(Records)
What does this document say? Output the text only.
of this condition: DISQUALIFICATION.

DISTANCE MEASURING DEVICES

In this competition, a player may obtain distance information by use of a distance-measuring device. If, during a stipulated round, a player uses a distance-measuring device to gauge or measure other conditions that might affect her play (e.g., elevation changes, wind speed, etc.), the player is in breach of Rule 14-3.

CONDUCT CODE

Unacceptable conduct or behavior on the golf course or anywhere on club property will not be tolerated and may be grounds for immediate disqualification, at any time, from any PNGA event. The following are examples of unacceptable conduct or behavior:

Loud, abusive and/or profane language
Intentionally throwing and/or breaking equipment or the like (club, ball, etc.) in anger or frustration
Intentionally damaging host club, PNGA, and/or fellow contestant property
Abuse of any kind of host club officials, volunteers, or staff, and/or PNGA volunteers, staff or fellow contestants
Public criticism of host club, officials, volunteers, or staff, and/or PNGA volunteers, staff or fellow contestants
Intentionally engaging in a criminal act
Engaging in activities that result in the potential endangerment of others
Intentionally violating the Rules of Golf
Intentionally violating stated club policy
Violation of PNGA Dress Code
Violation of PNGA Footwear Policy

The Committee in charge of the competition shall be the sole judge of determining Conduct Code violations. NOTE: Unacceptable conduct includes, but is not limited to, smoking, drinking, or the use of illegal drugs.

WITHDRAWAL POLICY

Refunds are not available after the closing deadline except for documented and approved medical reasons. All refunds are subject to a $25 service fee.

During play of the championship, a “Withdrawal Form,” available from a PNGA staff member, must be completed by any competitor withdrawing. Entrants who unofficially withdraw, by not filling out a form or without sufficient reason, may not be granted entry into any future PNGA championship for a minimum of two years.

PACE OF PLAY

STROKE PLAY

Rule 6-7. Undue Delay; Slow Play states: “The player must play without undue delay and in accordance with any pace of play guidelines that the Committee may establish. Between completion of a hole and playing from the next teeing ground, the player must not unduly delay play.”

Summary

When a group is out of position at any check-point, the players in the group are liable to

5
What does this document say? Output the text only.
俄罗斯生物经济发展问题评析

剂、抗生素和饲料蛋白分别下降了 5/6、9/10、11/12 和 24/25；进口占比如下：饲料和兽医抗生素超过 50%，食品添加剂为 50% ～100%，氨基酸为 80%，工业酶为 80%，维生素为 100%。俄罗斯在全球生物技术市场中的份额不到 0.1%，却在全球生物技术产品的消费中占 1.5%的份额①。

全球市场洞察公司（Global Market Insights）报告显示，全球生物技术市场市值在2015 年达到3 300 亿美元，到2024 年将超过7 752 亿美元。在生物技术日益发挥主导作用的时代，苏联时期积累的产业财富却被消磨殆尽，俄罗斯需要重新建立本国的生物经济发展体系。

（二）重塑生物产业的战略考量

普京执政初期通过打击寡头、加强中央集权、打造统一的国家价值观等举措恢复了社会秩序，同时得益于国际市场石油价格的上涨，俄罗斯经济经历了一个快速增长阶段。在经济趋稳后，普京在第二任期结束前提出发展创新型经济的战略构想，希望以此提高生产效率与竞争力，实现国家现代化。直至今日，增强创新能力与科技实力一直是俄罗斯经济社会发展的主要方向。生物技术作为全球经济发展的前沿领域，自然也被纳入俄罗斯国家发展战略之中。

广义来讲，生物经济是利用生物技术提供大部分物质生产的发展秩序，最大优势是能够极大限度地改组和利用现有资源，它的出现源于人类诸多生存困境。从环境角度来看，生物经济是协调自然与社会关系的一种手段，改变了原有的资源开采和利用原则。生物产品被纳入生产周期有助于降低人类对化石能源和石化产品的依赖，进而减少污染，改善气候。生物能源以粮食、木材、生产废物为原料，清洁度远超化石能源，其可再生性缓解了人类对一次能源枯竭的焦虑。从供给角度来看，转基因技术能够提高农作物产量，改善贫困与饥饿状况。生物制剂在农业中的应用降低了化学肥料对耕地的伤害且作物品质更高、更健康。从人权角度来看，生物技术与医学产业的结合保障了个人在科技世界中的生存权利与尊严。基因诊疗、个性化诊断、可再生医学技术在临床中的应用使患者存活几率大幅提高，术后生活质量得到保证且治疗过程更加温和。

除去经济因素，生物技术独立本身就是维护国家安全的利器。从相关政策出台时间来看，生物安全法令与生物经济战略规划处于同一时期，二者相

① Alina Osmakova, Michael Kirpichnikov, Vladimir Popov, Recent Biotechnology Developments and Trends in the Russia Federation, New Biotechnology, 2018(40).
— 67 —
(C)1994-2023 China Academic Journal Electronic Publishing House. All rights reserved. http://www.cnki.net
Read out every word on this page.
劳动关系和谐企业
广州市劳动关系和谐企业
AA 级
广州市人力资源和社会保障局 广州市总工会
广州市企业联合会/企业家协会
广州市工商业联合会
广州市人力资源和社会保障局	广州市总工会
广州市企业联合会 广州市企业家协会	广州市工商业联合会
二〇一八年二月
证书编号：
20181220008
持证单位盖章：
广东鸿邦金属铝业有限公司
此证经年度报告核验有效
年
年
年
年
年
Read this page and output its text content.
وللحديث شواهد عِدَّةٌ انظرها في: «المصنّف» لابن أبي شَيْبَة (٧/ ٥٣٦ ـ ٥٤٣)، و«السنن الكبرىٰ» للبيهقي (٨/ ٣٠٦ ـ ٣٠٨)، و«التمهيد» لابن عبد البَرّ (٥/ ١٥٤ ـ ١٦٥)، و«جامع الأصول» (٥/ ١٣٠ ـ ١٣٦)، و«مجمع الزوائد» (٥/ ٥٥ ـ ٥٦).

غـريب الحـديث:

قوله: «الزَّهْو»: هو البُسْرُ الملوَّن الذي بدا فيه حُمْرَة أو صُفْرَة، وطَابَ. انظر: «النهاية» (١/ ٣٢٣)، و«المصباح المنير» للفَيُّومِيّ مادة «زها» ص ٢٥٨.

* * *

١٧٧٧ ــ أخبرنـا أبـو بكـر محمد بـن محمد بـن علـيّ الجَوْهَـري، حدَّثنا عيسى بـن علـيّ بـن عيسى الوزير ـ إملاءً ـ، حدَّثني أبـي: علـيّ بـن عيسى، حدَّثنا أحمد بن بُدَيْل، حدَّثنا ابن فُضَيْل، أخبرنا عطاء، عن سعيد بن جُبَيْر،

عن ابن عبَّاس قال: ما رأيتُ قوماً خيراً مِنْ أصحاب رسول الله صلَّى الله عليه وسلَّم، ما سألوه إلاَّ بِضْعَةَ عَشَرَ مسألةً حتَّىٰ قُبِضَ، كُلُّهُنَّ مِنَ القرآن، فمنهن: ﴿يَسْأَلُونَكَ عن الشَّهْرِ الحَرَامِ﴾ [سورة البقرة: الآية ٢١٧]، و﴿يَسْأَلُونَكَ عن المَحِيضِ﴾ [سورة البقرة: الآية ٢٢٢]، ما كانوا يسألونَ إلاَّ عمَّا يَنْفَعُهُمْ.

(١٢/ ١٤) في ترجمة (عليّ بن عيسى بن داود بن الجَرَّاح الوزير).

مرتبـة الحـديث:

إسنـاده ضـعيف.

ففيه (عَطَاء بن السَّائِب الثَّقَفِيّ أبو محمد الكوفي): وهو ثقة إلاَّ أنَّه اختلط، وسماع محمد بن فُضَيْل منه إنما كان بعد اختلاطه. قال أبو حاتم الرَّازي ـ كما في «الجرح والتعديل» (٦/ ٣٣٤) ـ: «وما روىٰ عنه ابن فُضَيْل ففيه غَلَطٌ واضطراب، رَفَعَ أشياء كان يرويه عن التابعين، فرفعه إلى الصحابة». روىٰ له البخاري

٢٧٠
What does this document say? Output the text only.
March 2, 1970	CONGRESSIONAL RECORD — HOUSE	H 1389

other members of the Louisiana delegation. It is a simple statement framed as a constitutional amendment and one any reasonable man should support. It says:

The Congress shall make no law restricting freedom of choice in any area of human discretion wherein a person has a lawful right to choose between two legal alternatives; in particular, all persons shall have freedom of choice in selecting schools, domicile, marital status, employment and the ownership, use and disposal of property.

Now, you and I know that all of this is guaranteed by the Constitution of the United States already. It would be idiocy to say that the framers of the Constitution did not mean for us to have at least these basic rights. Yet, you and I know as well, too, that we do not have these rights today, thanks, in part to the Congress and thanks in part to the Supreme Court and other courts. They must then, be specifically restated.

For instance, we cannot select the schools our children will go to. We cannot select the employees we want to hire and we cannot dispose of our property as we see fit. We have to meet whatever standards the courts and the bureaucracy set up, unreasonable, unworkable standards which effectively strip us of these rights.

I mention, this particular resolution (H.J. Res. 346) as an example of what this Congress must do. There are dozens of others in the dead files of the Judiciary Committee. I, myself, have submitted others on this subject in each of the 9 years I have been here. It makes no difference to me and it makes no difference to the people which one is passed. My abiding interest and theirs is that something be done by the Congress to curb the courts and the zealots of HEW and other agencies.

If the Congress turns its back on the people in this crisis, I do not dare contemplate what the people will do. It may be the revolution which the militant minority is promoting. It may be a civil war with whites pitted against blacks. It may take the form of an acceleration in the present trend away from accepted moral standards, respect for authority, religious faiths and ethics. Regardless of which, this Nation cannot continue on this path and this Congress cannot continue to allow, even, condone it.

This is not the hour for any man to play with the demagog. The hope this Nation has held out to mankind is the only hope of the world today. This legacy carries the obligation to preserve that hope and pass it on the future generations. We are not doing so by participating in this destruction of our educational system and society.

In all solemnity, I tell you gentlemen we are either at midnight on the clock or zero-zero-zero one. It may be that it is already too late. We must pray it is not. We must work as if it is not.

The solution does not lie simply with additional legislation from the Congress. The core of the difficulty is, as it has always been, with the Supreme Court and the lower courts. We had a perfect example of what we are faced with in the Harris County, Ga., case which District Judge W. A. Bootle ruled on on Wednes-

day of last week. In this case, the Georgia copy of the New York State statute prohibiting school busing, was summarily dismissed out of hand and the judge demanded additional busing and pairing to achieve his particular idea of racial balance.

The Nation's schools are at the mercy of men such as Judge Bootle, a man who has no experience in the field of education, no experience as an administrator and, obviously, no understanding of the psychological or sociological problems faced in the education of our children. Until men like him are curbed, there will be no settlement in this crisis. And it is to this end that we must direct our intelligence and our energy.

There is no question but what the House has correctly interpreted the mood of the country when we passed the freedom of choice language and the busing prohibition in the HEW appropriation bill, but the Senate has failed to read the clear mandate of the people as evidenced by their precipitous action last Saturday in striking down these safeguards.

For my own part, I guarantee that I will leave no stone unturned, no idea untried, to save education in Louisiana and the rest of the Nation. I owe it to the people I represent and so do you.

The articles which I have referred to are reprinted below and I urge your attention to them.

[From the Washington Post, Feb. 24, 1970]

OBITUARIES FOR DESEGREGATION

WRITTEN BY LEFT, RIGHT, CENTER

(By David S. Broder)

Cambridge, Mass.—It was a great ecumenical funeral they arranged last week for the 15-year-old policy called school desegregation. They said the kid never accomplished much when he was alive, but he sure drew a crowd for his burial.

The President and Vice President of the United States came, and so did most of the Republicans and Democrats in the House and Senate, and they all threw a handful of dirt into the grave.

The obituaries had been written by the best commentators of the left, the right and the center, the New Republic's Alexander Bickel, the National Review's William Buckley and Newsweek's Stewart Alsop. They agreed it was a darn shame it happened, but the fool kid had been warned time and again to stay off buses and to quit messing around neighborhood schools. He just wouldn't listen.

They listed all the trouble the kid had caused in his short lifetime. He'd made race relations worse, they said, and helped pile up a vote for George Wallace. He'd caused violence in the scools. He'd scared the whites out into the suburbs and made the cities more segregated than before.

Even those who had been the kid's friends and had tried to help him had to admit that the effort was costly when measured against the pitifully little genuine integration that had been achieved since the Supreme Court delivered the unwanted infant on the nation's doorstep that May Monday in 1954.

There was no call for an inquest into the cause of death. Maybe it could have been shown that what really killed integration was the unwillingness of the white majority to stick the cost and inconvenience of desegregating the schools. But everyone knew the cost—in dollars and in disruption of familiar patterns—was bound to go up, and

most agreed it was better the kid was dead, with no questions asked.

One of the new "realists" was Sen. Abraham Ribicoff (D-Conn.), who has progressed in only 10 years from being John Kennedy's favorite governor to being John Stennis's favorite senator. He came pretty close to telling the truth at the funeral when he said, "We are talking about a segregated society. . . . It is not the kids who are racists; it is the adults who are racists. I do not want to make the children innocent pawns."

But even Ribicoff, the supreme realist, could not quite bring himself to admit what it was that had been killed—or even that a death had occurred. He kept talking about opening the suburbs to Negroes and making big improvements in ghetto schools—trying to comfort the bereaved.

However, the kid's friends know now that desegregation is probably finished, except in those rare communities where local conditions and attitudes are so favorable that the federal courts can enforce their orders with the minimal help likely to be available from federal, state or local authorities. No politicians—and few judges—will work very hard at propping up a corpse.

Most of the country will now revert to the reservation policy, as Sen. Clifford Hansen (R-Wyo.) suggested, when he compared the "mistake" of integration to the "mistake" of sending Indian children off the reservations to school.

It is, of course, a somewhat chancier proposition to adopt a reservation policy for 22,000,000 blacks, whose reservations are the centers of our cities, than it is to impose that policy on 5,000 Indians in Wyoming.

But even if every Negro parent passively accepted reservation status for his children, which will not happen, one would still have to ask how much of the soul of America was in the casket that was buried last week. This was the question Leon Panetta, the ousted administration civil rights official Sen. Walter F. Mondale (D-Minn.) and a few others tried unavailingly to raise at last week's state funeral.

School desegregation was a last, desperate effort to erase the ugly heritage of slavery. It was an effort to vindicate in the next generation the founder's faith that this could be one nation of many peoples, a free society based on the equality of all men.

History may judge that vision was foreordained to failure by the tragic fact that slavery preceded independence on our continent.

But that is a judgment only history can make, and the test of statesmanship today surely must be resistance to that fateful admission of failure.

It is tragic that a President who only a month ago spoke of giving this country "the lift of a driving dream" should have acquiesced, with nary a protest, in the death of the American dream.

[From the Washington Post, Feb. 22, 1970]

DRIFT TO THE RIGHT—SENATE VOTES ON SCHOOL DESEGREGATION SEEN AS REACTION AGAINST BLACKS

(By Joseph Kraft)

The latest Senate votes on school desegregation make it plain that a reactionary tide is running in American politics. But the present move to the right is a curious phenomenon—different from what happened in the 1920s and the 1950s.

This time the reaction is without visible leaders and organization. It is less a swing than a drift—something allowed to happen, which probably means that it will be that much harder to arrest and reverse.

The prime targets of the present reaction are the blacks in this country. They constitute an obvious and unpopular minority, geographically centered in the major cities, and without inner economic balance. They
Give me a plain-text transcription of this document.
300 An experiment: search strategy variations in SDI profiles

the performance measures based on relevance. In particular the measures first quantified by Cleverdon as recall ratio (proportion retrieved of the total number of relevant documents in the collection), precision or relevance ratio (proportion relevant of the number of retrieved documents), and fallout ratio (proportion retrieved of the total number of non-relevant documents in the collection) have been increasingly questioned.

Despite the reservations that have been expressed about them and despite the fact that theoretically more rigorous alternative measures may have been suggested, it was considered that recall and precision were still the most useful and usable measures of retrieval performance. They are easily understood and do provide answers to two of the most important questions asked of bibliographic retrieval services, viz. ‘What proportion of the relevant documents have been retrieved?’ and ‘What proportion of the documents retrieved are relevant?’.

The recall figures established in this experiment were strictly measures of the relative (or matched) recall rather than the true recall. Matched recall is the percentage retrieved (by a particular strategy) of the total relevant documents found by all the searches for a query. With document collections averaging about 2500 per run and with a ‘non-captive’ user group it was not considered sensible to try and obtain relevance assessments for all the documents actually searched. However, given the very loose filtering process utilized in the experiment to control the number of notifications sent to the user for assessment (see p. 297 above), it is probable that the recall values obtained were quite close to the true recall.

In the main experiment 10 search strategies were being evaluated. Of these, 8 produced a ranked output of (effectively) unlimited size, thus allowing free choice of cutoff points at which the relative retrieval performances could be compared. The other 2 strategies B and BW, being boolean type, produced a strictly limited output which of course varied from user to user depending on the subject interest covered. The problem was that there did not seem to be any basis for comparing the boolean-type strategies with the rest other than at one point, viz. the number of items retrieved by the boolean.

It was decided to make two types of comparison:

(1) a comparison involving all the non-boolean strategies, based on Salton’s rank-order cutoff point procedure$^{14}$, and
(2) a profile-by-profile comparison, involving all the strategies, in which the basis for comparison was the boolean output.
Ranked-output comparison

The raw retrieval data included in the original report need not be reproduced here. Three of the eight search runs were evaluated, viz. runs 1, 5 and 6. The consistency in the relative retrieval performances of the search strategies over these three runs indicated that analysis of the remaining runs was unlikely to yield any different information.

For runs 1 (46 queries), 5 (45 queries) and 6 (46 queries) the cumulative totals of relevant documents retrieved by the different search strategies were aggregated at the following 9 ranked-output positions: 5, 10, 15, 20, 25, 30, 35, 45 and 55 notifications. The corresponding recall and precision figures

### Task:
Where a line of the entries contains the word "strategy", copy that line.

### Output:
300 An experiment: search strategy variations in SDI profiles
The recall figures established in this experiment were strictly measures of the relative (or matched) recall rather than the true recall. Matched recall is the percentage retrieved (by a particular strategy) of the total relevant documents found by all the searches for a query. With document collections averaging about 2500 per run and with a ‘non-captive’ user group it was not considered sensible to try and obtain relevance assessments for all the documents actually searched. However, given the very loose filtering process utilized in the experiment to control the number of notifications sent to the user for assessment (see p. 297 above), it is probable that the recall values obtained were quite close to the true recall.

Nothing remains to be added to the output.